[Data entries]
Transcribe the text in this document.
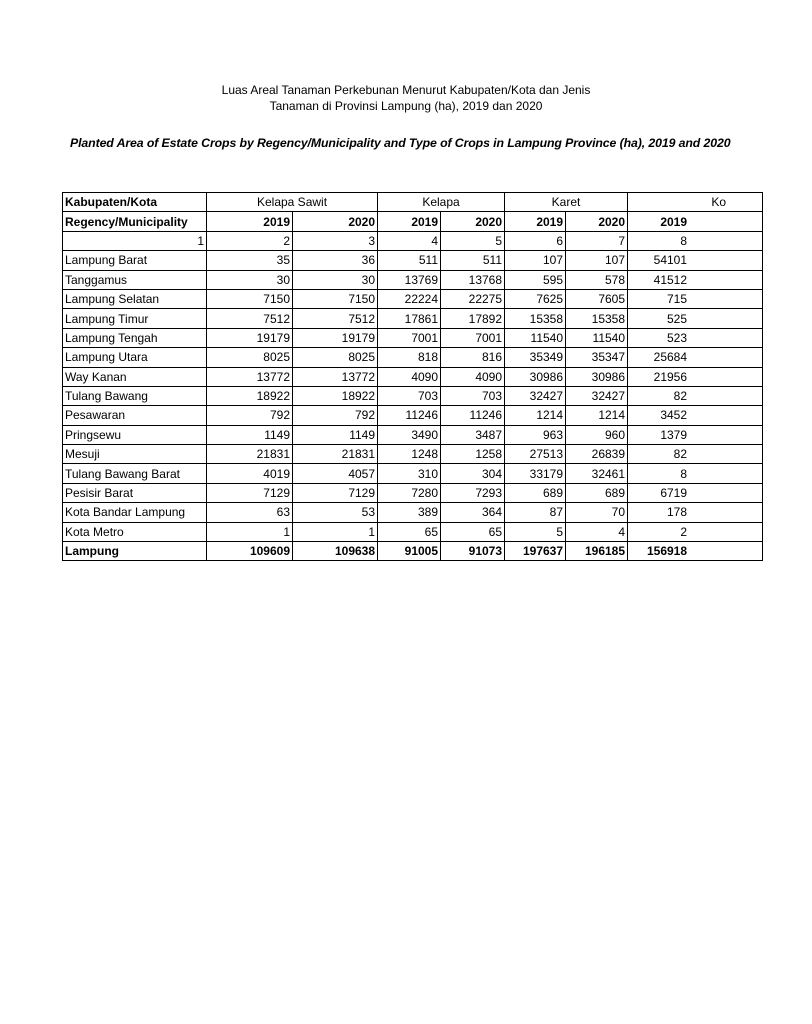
Luas Areal Tanaman Perkebunan Menurut Kabupaten/Kota dan Jenis
Tanaman di Provinsi Lampung (ha), 2019 dan 2020
Planted Area of Estate Crops by Regency/Municipality and Type of Crops in Lampung Province (ha), 2019 and 2020
Kabupaten/Kota	Kelapa Sawit		Kelapa		Karet		Ko
Regency/Municipality	2019	2020	2019	2020	2019	2020	2019
1	2	3	4	5	6	7	8
Lampung Barat	35	36	511	511	107	107	54101
Tanggamus	30	30	13769	13768	595	578	41512
Lampung Selatan	7150	7150	22224	22275	7625	7605	715
Lampung Timur	7512	7512	17861	17892	15358	15358	525
Lampung Tengah	19179	19179	7001	7001	11540	11540	523
Lampung Utara	8025	8025	818	816	35349	35347	25684
Way Kanan	13772	13772	4090	4090	30986	30986	21956
Tulang Bawang	18922	18922	703	703	32427	32427	82
Pesawaran	792	792	11246	11246	1214	1214	3452
Pringsewu	1149	1149	3490	3487	963	960	1379
Mesuji	21831	21831	1248	1258	27513	26839	82
Tulang Bawang Barat	4019	4057	310	304	33179	32461	8
Pesisir Barat	7129	7129	7280	7293	689	689	6719
Kota Bandar Lampung	63	53	389	364	87	70	178
Kota Metro	1	1	65	65	5	4	2
Lampung	109609	109638	91005	91073	197637	196185	156918
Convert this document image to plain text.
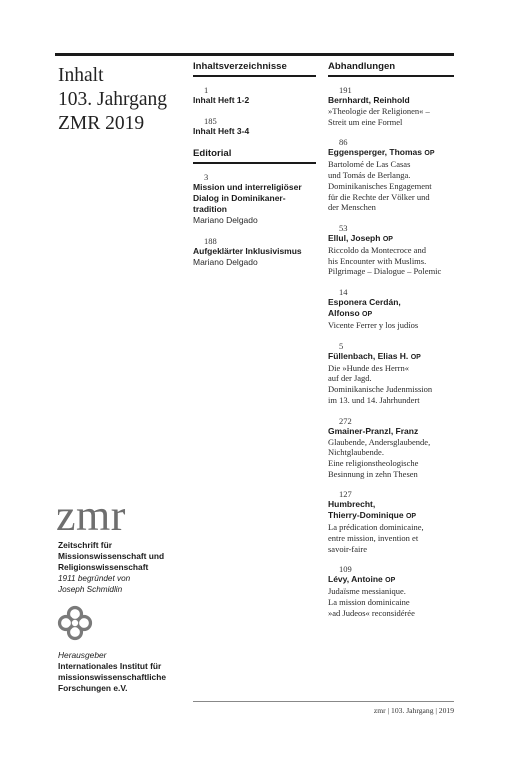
Inhalt
103. Jahrgang
ZMR 2019
Inhaltsverzeichnisse
1
Inhalt Heft 1-2
185
Inhalt Heft 3-4
Editorial
3
Mission und interreligiöser
Dialog in Dominikaner-
tradition
Mariano Delgado
188
Aufgeklärter Inklusivismus
Mariano Delgado
Abhandlungen
191
Bernhardt, Reinhold
»Theologie der Religionen« –
Streit um eine Formel
86
Eggensperger, Thomas OP
Bartolomé de Las Casas
und Tomás de Berlanga.
Dominikanisches Engagement
für die Rechte der Völker und
der Menschen
53
Ellul, Joseph OP
Riccoldo da Montecroce and
his Encounter with Muslims.
Pilgrimage – Dialogue – Polemic
14
Esponera Cerdán,
Alfonso OP
Vicente Ferrer y los judíos
5
Füllenbach, Elias H. OP
Die »Hunde des Herrn«
auf der Jagd.
Dominikanische Judenmission
im 13. und 14. Jahrhundert
272
Gmainer-Pranzl, Franz
Glaubende, Andersglaubende,
Nichtglaubende.
Eine religionstheologische
Besinnung in zehn Thesen
127
Humbrecht,
Thierry-Dominique OP
La prédication dominicaine,
entre mission, invention et
savoir-faire
109
Lévy, Antoine OP
Judaïsme messianique.
La mission dominicaine
»ad Judeos« reconsidérée
zmr
Zeitschrift für
Missionswissenschaft und
Religionswissenschaft
1911 begründet von
Joseph Schmidlin
Herausgeber
Internationales Institut für
missionswissenschaftliche
Forschungen e.V.
zmr | 103. Jahrgang | 2019
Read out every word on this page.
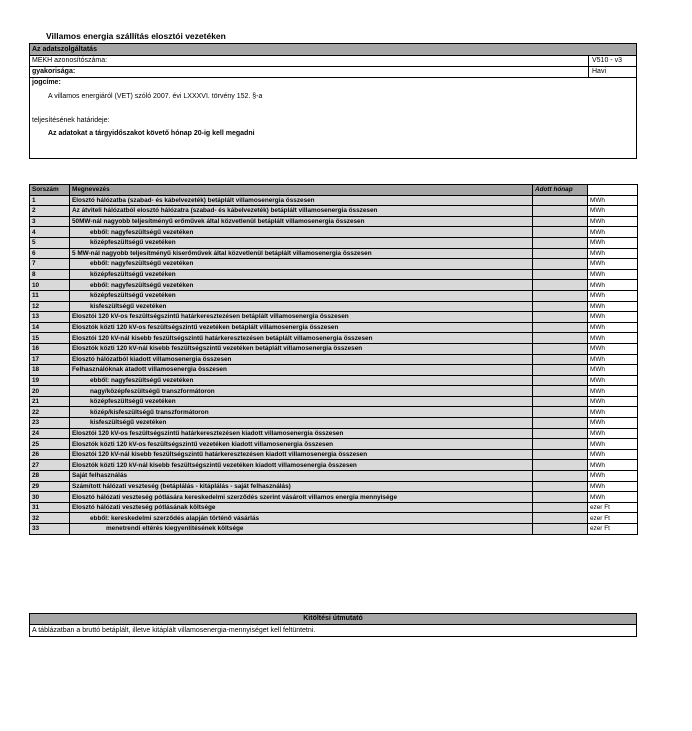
Villamos energia szállítás elosztói vezetéken
Az adatszolgáltatás
MEKH azonosítószáma:	V510 - v3
gyakorisága:	Havi
jogcíme:
A villamos energiáról (VET) szóló 2007. évi LXXXVI. törvény 152. §-a
teljesítésének határideje:
Az adatokat a tárgyidőszakot követő hónap 20-ig kell megadni
Sorszám	Megnevezés	Adott hónap	
1	Elosztó hálózatba (szabad- és kábelvezeték) betáplált villamosenergia összesen		MWh
2	Az átviteli hálózatból elosztó hálózatra (szabad- és kábelvezeték) betáplált villamosenergia összesen		MWh
3	50MW-nál nagyobb teljesítményű erőművek által közvetlenül betáplált villamosenergia összesen		MWh
4	ebből: nagyfeszültségű vezetéken		MWh
5	középfeszültségű vezetéken		MWh
6	5 MW-nál nagyobb teljesítményű kiserőművek által közvetlenül betáplált villamosenergia összesen		MWh
7	ebből: nagyfeszültségű vezetéken		MWh
8	középfeszültségű vezetéken		MWh
10	ebből: nagyfeszültségű vezetéken		MWh
11	középfeszültségű vezetéken		MWh
12	kisfeszültségű vezetéken		MWh
13	Elosztói 120 kV-os feszültségszintű határkeresztezésen betáplált villamosenergia összesen		MWh
14	Elosztók közti 120 kV-os feszültségszintű vezetéken betáplált villamosenergia összesen		MWh
15	Elosztói 120 kV-nál kisebb feszültségszintű határkeresztezésen betáplált villamosenergia összesen		MWh
16	Elosztók közti 120 kV-nál kisebb feszültségszintű vezetéken betáplált villamosenergia összesen		MWh
17	Elosztó hálózatból kiadott villamosenergia összesen		MWh
18	Felhasználóknak átadott villamosenergia összesen		MWh
19	ebből: nagyfeszültségű vezetéken		MWh
20	nagy/középfeszültségű transzformátoron		MWh
21	középfeszültségű vezetéken		MWh
22	közép/kisfeszültségű transzformátoron		MWh
23	kisfeszültségű vezetéken		MWh
24	Elosztói 120 kV-os feszültségszintű határkeresztezésen kiadott villamosenergia összesen		MWh
25	Elosztók közti 120 kV-os feszültségszintű vezetéken kiadott villamosenergia összesen		MWh
26	Elosztói 120 kV-nál kisebb feszültségszintű határkeresztezésen kiadott villamosenergia összesen		MWh
27	Elosztók közti 120 kV-nál kisebb feszültségszintű vezetéken kiadott villamosenergia összesen		MWh
28	Saját felhasználás		MWh
29	Számított hálózati veszteség (betáplálás - kitáplálás - saját felhasználás)		MWh
30	Elosztó hálózati veszteség pótlására kereskedelmi szerződés szerint vásárolt villamos energia mennyisége		MWh
31	Elosztó hálózati veszteség pótlásának költsége		ezer Ft
32	ebből: kereskedelmi szerződés alapján történő vásárlás		ezer Ft
33	menetrendi eltérés kiegyenlítésének költsége		ezer Ft
Kitöltési útmutató
A táblázatban a bruttó betáplált, illetve kitáplált villamosenergia-mennyiséget kell feltüntetni.
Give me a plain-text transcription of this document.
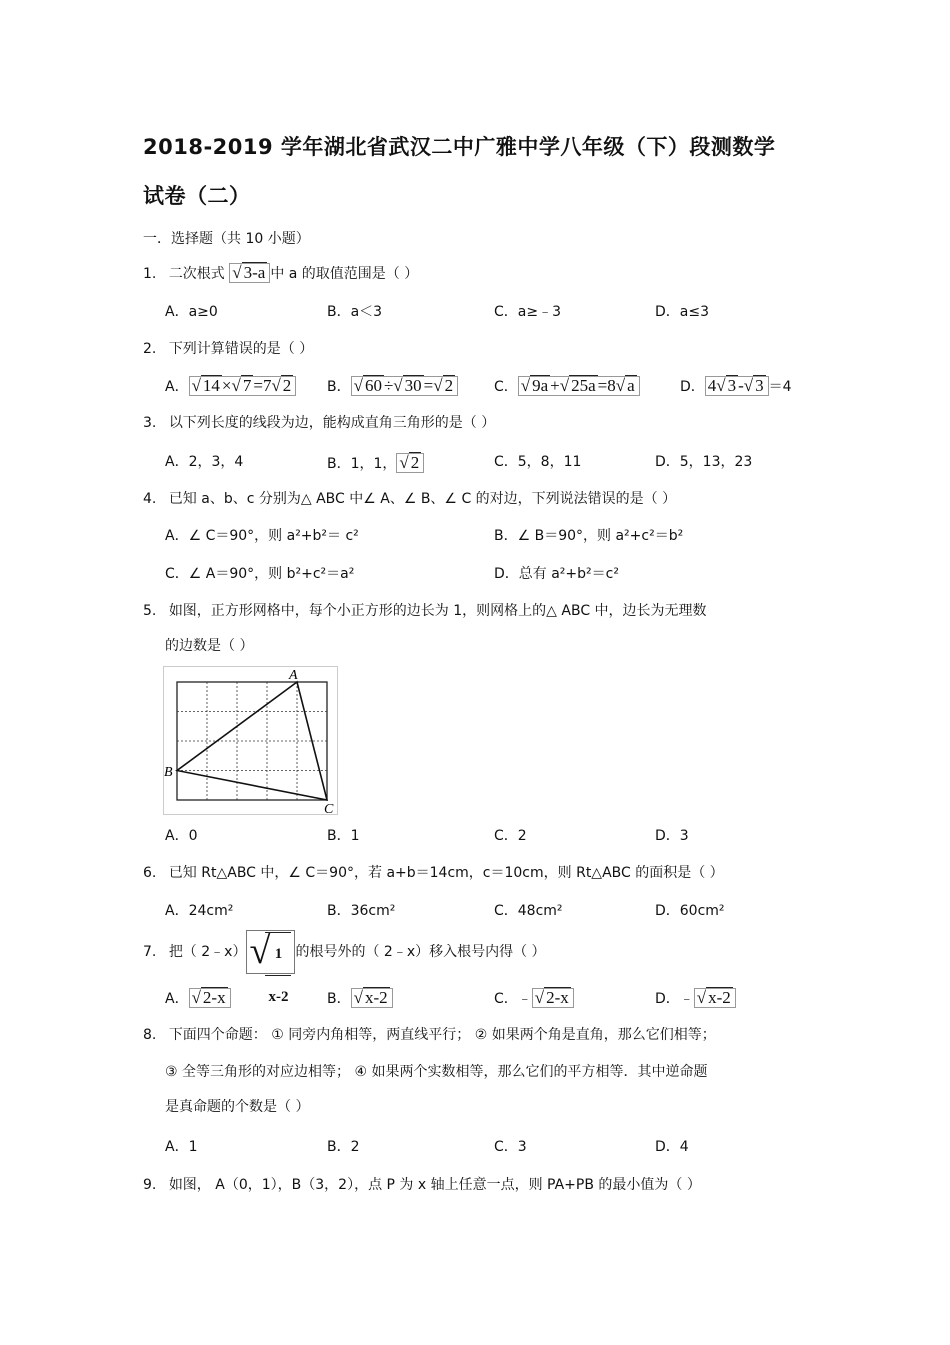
2018-2019 学年湖北省武汉二中广雅中学八年级（下）段测数学
试卷（二）
一．选择题（共 10 小题）
1. 二次根式 √ 3-a 中 a 的取值范围是（ ）
A．a≥0	B．a＜3	C．a≥﹣3	D．a≤3
2. 下列计算错误的是（ ）
A． √ 14 ×√ 7 =7√ 2	B． √ 60 ÷√ 30 =√ 2	C． √ 9a +√ 25a =8√ a	D． 4√ 3 -√ 3 ＝4
3. 以下列长度的线段为边，能构成直角三角形的是（ ）
A．2，3，4	B．1，1， √ 2	C．5，8，11	D．5，13，23
4. 已知 a、b、c 分别为△ ABC 中∠ A、∠ B、∠ C 的对边，下列说法错误的是（ ）
A．∠ C＝90°，则 a²+b²＝ c²	B．∠ B＝90°，则 a²+c²＝b²
C．∠ A＝90°，则 b²+c²＝a²	D．总有 a²+b²＝c²
5. 如图，正方形网格中，每个小正方形的边长为 1，则网格上的△ ABC 中，边长为无理数
的边数是（ ）
A
B
C
A．0	B．1	C．2	D．3
6. 已知 Rt△ABC 中，∠ C＝90°，若 a+b＝14cm，c＝10cm，则 Rt△ABC 的面积是（ ）
A．24cm²	B．36cm²	C．48cm²	D．60cm²
7. 把（ 2﹣x） √
$\frac{1}{x-2}$ 的根号外的（ 2﹣x）移入根号内得（ ）
A． √ 2-x	B． √ x-2	C．﹣ √ 2-x	D．﹣ √ x-2
8. 下面四个命题： ① 同旁内角相等，两直线平行； ② 如果两个角是直角，那么它们相等；
③ 全等三角形的对应边相等； ④ 如果两个实数相等，那么它们的平方相等．其中逆命题
是真命题的个数是（ ）
A．1	B．2	C．3	D．4
9. 如图， A（0，1），B（3，2），点 P 为 x 轴上任意一点，则 PA+PB 的最小值为（ ）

— WHAT TO DO —
From the line containing "Give me a plain-text" through the last line of the material above, write out each line exactly, leaving aside all pictures.

— THE COMPLETED TASK —
Give me a plain-text transcription of this document.
2018-2019 学年湖北省武汉二中广雅中学八年级（下）段测数学
试卷（二）
一．选择题（共 10 小题）
1. 二次根式 √ 3-a 中 a 的取值范围是（ ）
A．a≥0	B．a＜3	C．a≥﹣3	D．a≤3
2. 下列计算错误的是（ ）
A． √ 14 ×√ 7 =7√ 2	B． √ 60 ÷√ 30 =√ 2	C． √ 9a +√ 25a =8√ a	D． 4√ 3 -√ 3 ＝4
3. 以下列长度的线段为边，能构成直角三角形的是（ ）
A．2，3，4	B．1，1， √ 2	C．5，8，11	D．5，13，23
4. 已知 a、b、c 分别为△ ABC 中∠ A、∠ B、∠ C 的对边，下列说法错误的是（ ）
A．∠ C＝90°，则 a²+b²＝ c²	B．∠ B＝90°，则 a²+c²＝b²
C．∠ A＝90°，则 b²+c²＝a²	D．总有 a²+b²＝c²
5. 如图，正方形网格中，每个小正方形的边长为 1，则网格上的△ ABC 中，边长为无理数
的边数是（ ）
A
B
C
A．0	B．1	C．2	D．3
6. 已知 Rt△ABC 中，∠ C＝90°，若 a+b＝14cm，c＝10cm，则 Rt△ABC 的面积是（ ）
A．24cm²	B．36cm²	C．48cm²	D．60cm²
7. 把（ 2﹣x） √
$\frac{1}{x-2}$ 的根号外的（ 2﹣x）移入根号内得（ ）
A． √ 2-x	B． √ x-2	C．﹣ √ 2-x	D．﹣ √ x-2
8. 下面四个命题： ① 同旁内角相等，两直线平行； ② 如果两个角是直角，那么它们相等；
③ 全等三角形的对应边相等； ④ 如果两个实数相等，那么它们的平方相等．其中逆命题
是真命题的个数是（ ）
A．1	B．2	C．3	D．4
9. 如图， A（0，1），B（3，2），点 P 为 x 轴上任意一点，则 PA+PB 的最小值为（ ）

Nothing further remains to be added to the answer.